(Dataset items)

§

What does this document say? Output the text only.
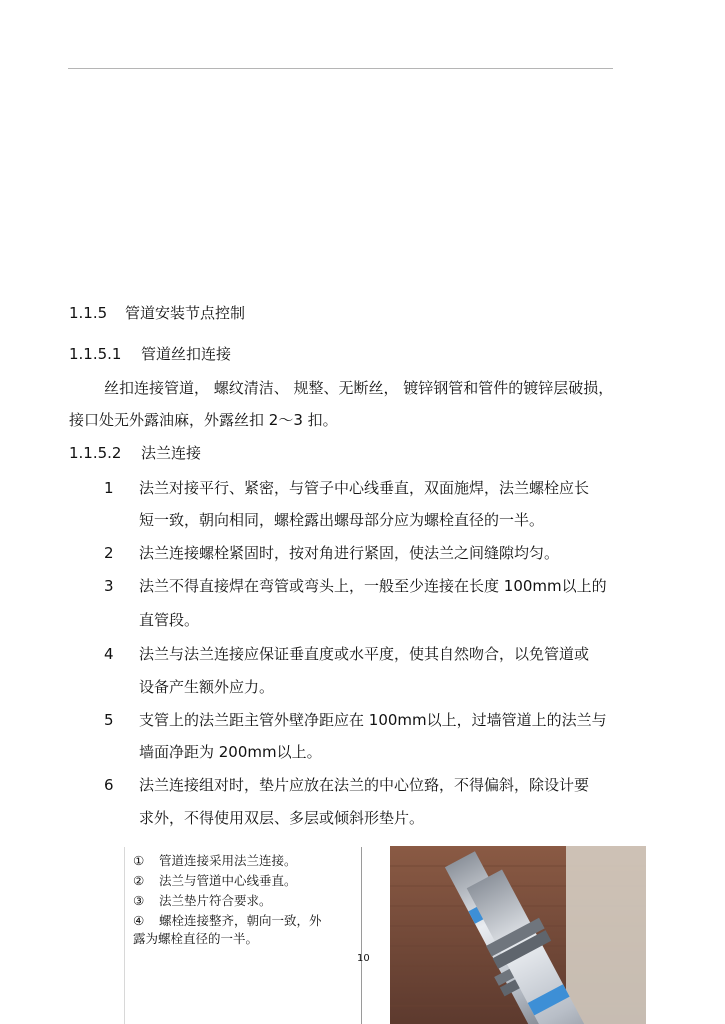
1.1.5 管道安装节点控制
1.1.5.1 管道丝扣连接
丝扣连接管道， 螺纹清洁、 规整、无断丝， 镀锌钢管和管件的镀锌层破损，
接口处无外露油麻，外露丝扣 2～3 扣。
1.1.5.2 法兰连接
1 法兰对接平行、紧密，与管子中心线垂直，双面施焊，法兰螺栓应长
短一致，朝向相同，螺栓露出螺母部分应为螺栓直径的一半。
2 法兰连接螺栓紧固时，按对角进行紧固，使法兰之间缝隙均匀。
3 法兰不得直接焊在弯管或弯头上，一般至少连接在长度 100mm以上的
直管段。
4 法兰与法兰连接应保证垂直度或水平度，使其自然吻合，以免管道或
设备产生额外应力。
5 支管上的法兰距主管外壁净距应在 100mm以上，过墙管道上的法兰与
墙面净距为 200mm以上。
6 法兰连接组对时，垫片应放在法兰的中心位臵，不得偏斜，除设计要
求外，不得使用双层、多层或倾斜形垫片。
① 管道连接采用法兰连接。
② 法兰与管道中心线垂直。
③ 法兰垫片符合要求。
④ 螺栓连接整齐，朝向一致，外
露为螺栓直径的一半。
10
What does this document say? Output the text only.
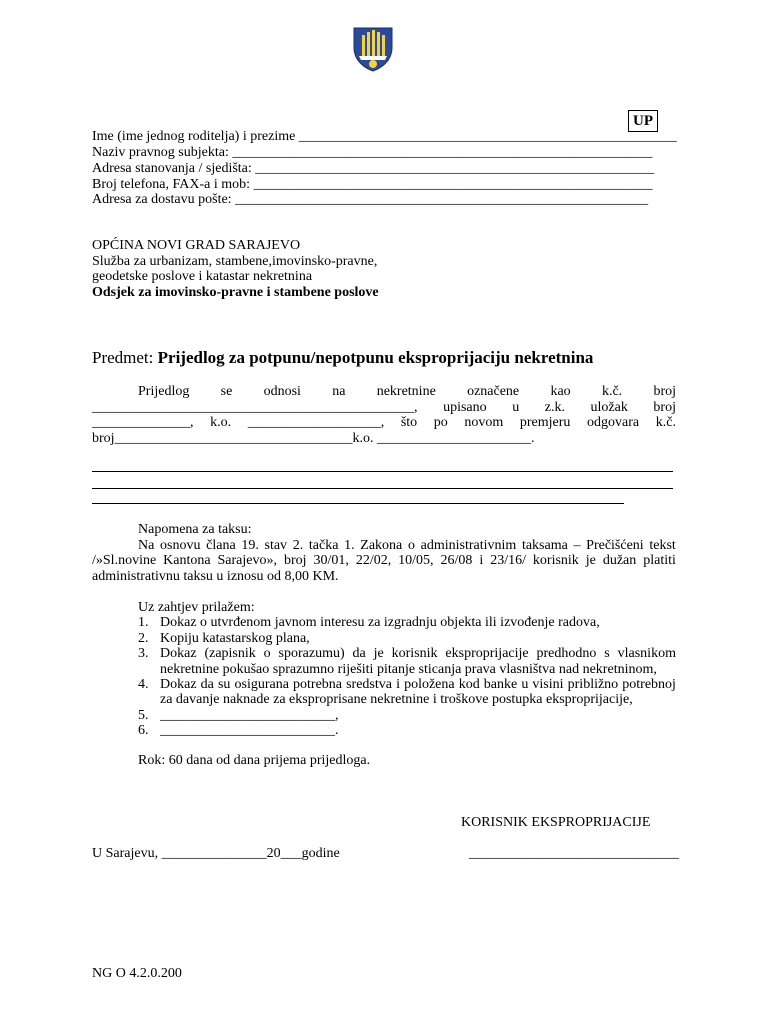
UP
Ime (ime jednog roditelja) i prezime ______________________________________________________
Naziv pravnog subjekta: ____________________________________________________________
Adresa stanovanja / sjedišta: _________________________________________________________
Broj telefona, FAX-a i mob: _________________________________________________________
Adresa za dostavu pošte: ___________________________________________________________
OPĆINA NOVI GRAD SARAJEVO
Služba za urbanizam, stambene,imovinsko-pravne,
geodetske poslove i katastar nekretnina
Odsjek za imovinsko-pravne i stambene poslove
Predmet: Prijedlog za potpunu/nepotpunu eksproprijaciju nekretnina
Prijedlog se odnosi na nekretnine označene kao k.č. broj
______________________________________________, upisano u z.k. uložak broj
______________, k.o. ___________________, što po novom premjeru odgovara k.č.
broj__________________________________k.o. ______________________.
Napomena za taksu:
Na osnovu člana 19. stav 2. tačka 1. Zakona o administrativnim taksama – Prečišćeni tekst
/»Sl.novine Kantona Sarajevo», broj 30/01, 22/02, 10/05, 26/08 i 23/16/ korisnik je dužan platiti
administrativnu taksu u iznosu od 8,00 KM.
Uz zahtjev prilažem:
1. Dokaz o utvrđenom javnom interesu za izgradnju objekta ili izvođenje radova,
2. Kopiju katastarskog plana,
3. Dokaz (zapisnik o sporazumu) da je korisnik eksproprijacije predhodno s vlasnikom
nekretnine pokušao sprazumno riješiti pitanje sticanja prava vlasništva nad nekretninom,
4. Dokaz da su osigurana potrebna sredstva i položena kod banke u visini približno potrebnoj
za davanje naknade za eksproprisane nekretnine i troškove postupka eksproprijacije,
5. _________________________,
6. _________________________.
Rok: 60 dana od dana prijema prijedloga.
KORISNIK EKSPROPRIJACIJE
U Sarajevu, _______________20___godine	______________________________
NG O 4.2.0.200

§

Your copy of the data above should match it exactly, except that pictures are left out.

** ANSWER TO THE TASK **
What does this document say? Output the text only.
1.1.5 管道安装节点控制
1.1.5.1 管道丝扣连接
丝扣连接管道， 螺纹清洁、 规整、无断丝， 镀锌钢管和管件的镀锌层破损，
接口处无外露油麻，外露丝扣 2～3 扣。
1.1.5.2 法兰连接
1 法兰对接平行、紧密，与管子中心线垂直，双面施焊，法兰螺栓应长
短一致，朝向相同，螺栓露出螺母部分应为螺栓直径的一半。
2 法兰连接螺栓紧固时，按对角进行紧固，使法兰之间缝隙均匀。
3 法兰不得直接焊在弯管或弯头上，一般至少连接在长度 100mm以上的
直管段。
4 法兰与法兰连接应保证垂直度或水平度，使其自然吻合，以免管道或
设备产生额外应力。
5 支管上的法兰距主管外壁净距应在 100mm以上，过墙管道上的法兰与
墙面净距为 200mm以上。
6 法兰连接组对时，垫片应放在法兰的中心位臵，不得偏斜，除设计要
求外，不得使用双层、多层或倾斜形垫片。
① 管道连接采用法兰连接。
② 法兰与管道中心线垂直。
③ 法兰垫片符合要求。
④ 螺栓连接整齐，朝向一致，外
露为螺栓直径的一半。
10
What does this document say? Output the text only.
UP
Ime (ime jednog roditelja) i prezime ______________________________________________________
Naziv pravnog subjekta: ____________________________________________________________
Adresa stanovanja / sjedišta: _________________________________________________________
Broj telefona, FAX-a i mob: _________________________________________________________
Adresa za dostavu pošte: ___________________________________________________________
OPĆINA NOVI GRAD SARAJEVO
Služba za urbanizam, stambene,imovinsko-pravne,
geodetske poslove i katastar nekretnina
Odsjek za imovinsko-pravne i stambene poslove
Predmet: Prijedlog za potpunu/nepotpunu eksproprijaciju nekretnina
Prijedlog se odnosi na nekretnine označene kao k.č. broj
______________________________________________, upisano u z.k. uložak broj
______________, k.o. ___________________, što po novom premjeru odgovara k.č.
broj__________________________________k.o. ______________________.
Napomena za taksu:
Na osnovu člana 19. stav 2. tačka 1. Zakona o administrativnim taksama – Prečišćeni tekst
/»Sl.novine Kantona Sarajevo», broj 30/01, 22/02, 10/05, 26/08 i 23/16/ korisnik je dužan platiti
administrativnu taksu u iznosu od 8,00 KM.
Uz zahtjev prilažem:
1. Dokaz o utvrđenom javnom interesu za izgradnju objekta ili izvođenje radova,
2. Kopiju katastarskog plana,
3. Dokaz (zapisnik o sporazumu) da je korisnik eksproprijacije predhodno s vlasnikom
nekretnine pokušao sprazumno riješiti pitanje sticanja prava vlasništva nad nekretninom,
4. Dokaz da su osigurana potrebna sredstva i položena kod banke u visini približno potrebnoj
za davanje naknade za eksproprisane nekretnine i troškove postupka eksproprijacije,
5. _________________________,
6. _________________________.
Rok: 60 dana od dana prijema prijedloga.
KORISNIK EKSPROPRIJACIJE
U Sarajevu, _______________20___godine	______________________________
NG O 4.2.0.200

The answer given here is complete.